### Material to process
+++

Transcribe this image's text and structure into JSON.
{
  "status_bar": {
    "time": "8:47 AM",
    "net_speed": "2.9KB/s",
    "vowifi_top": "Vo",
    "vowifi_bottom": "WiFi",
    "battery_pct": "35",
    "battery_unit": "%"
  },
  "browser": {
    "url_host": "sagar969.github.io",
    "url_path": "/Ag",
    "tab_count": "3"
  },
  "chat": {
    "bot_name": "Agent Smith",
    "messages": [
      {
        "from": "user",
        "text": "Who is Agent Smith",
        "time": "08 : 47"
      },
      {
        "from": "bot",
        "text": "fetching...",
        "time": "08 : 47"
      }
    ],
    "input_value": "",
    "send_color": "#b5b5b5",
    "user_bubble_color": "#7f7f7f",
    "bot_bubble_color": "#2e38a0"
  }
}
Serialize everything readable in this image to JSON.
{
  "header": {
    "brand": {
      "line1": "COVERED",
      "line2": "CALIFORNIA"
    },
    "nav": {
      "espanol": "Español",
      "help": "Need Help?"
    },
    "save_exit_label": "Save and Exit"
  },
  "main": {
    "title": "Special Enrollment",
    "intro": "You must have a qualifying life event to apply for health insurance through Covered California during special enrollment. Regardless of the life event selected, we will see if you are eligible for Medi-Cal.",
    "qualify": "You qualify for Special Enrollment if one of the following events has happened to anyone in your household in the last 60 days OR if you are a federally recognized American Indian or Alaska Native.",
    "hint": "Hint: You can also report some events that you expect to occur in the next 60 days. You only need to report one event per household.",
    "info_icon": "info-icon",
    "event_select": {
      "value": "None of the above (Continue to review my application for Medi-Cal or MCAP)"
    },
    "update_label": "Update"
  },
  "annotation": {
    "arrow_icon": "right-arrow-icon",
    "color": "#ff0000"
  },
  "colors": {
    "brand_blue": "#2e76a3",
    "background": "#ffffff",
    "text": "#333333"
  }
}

+++

### Task instructions
Retype the entries exactly, including every line.

### Task result
Transcribe this image's text and structure into JSON.
{
  "status_bar": {
    "time": "8:47 AM",
    "net_speed": "2.9KB/s",
    "vowifi_top": "Vo",
    "vowifi_bottom": "WiFi",
    "battery_pct": "35",
    "battery_unit": "%"
  },
  "browser": {
    "url_host": "sagar969.github.io",
    "url_path": "/Ag",
    "tab_count": "3"
  },
  "chat": {
    "bot_name": "Agent Smith",
    "messages": [
      {
        "from": "user",
        "text": "Who is Agent Smith",
        "time": "08 : 47"
      },
      {
        "from": "bot",
        "text": "fetching...",
        "time": "08 : 47"
      }
    ],
    "input_value": "",
    "send_color": "#b5b5b5",
    "user_bubble_color": "#7f7f7f",
    "bot_bubble_color": "#2e38a0"
  }
}
Serialize everything readable in this image to JSON.
{
  "header": {
    "brand": {
      "line1": "COVERED",
      "line2": "CALIFORNIA"
    },
    "nav": {
      "espanol": "Español",
      "help": "Need Help?"
    },
    "save_exit_label": "Save and Exit"
  },
  "main": {
    "title": "Special Enrollment",
    "intro": "You must have a qualifying life event to apply for health insurance through Covered California during special enrollment. Regardless of the life event selected, we will see if you are eligible for Medi-Cal.",
    "qualify": "You qualify for Special Enrollment if one of the following events has happened to anyone in your household in the last 60 days OR if you are a federally recognized American Indian or Alaska Native.",
    "hint": "Hint: You can also report some events that you expect to occur in the next 60 days. You only need to report one event per household.",
    "info_icon": "info-icon",
    "event_select": {
      "value": "None of the above (Continue to review my application for Medi-Cal or MCAP)"
    },
    "update_label": "Update"
  },
  "annotation": {
    "arrow_icon": "right-arrow-icon",
    "color": "#ff0000"
  },
  "colors": {
    "brand_blue": "#2e76a3",
    "background": "#ffffff",
    "text": "#333333"
  }
}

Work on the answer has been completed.